» **Task**:
Return the whole listing, line for line, without the pictures in it.

» **Records supplied**:
--------
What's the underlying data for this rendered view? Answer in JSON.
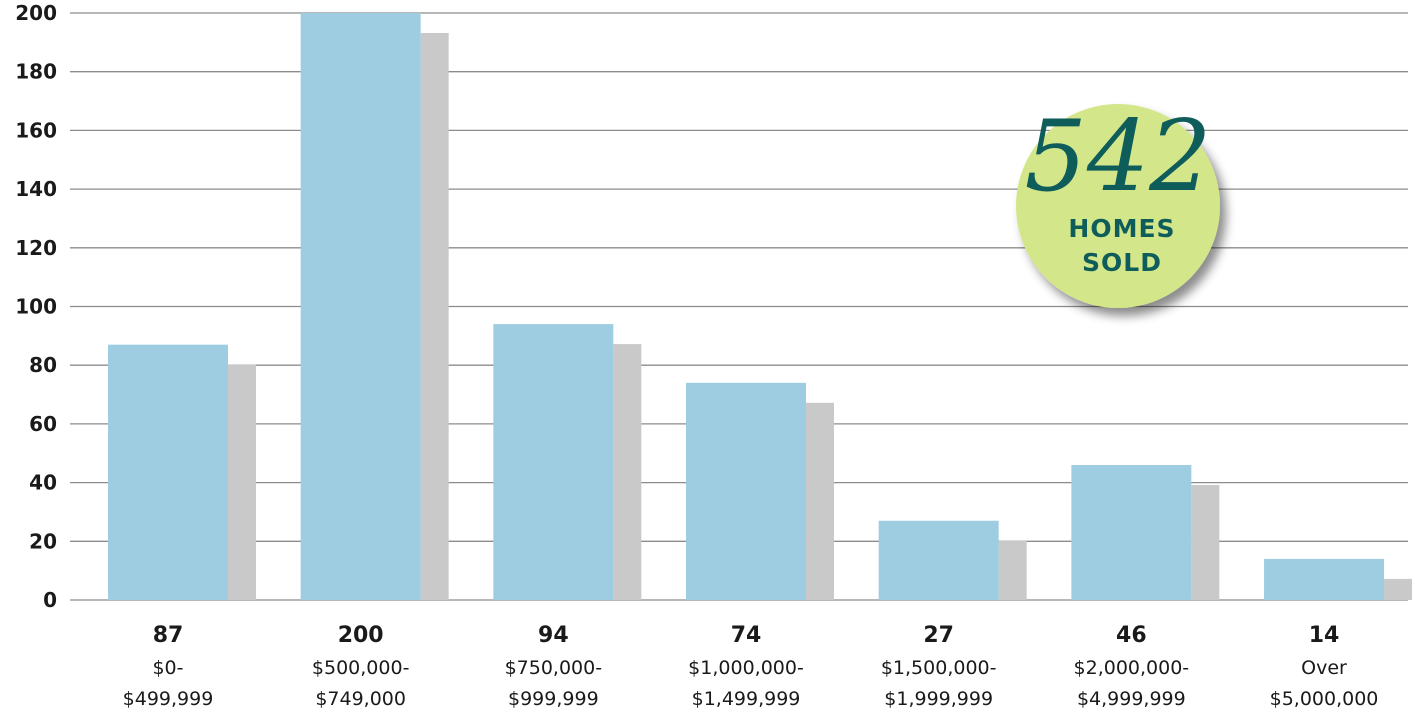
{
  "chart_data": {
    "type": "bar",
    "categories": [
      [
        "$0-",
        "$499,999"
      ],
      [
        "$500,000-",
        "$749,000"
      ],
      [
        "$750,000-",
        "$999,999"
      ],
      [
        "$1,000,000-",
        "$1,499,999"
      ],
      [
        "$1,500,000-",
        "$1,999,999"
      ],
      [
        "$2,000,000-",
        "$4,999,999"
      ],
      [
        "Over",
        "$5,000,000"
      ]
    ],
    "values": [
      87,
      200,
      94,
      74,
      27,
      46,
      14
    ],
    "value_labels": [
      "87",
      "200",
      "94",
      "74",
      "27",
      "46",
      "14"
    ],
    "yticks": [
      0,
      20,
      40,
      60,
      80,
      100,
      120,
      140,
      160,
      180,
      200
    ],
    "ylim": [
      0,
      200
    ],
    "grid": true,
    "title": "",
    "xlabel": "",
    "ylabel": ""
  },
  "badge": {
    "number": "542",
    "line1": "HOMES",
    "line2": "SOLD"
  },
  "colors": {
    "bar": "#9ecde1",
    "shadow": "#c9c9c9",
    "grid": "#8c8c8c",
    "badge_fill": "#d4e68a",
    "badge_text": "#0f5d5a"
  }
}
--------
» **Response for this exercise**:
What's the underlying data for this rendered view? Answer in JSON.
{
  "chart_data": {
    "type": "bar",
    "categories": [
      [
        "$0-",
        "$499,999"
      ],
      [
        "$500,000-",
        "$749,000"
      ],
      [
        "$750,000-",
        "$999,999"
      ],
      [
        "$1,000,000-",
        "$1,499,999"
      ],
      [
        "$1,500,000-",
        "$1,999,999"
      ],
      [
        "$2,000,000-",
        "$4,999,999"
      ],
      [
        "Over",
        "$5,000,000"
      ]
    ],
    "values": [
      87,
      200,
      94,
      74,
      27,
      46,
      14
    ],
    "value_labels": [
      "87",
      "200",
      "94",
      "74",
      "27",
      "46",
      "14"
    ],
    "yticks": [
      0,
      20,
      40,
      60,
      80,
      100,
      120,
      140,
      160,
      180,
      200
    ],
    "ylim": [
      0,
      200
    ],
    "grid": true,
    "title": "",
    "xlabel": "",
    "ylabel": ""
  },
  "badge": {
    "number": "542",
    "line1": "HOMES",
    "line2": "SOLD"
  },
  "colors": {
    "bar": "#9ecde1",
    "shadow": "#c9c9c9",
    "grid": "#8c8c8c",
    "badge_fill": "#d4e68a",
    "badge_text": "#0f5d5a"
  }
}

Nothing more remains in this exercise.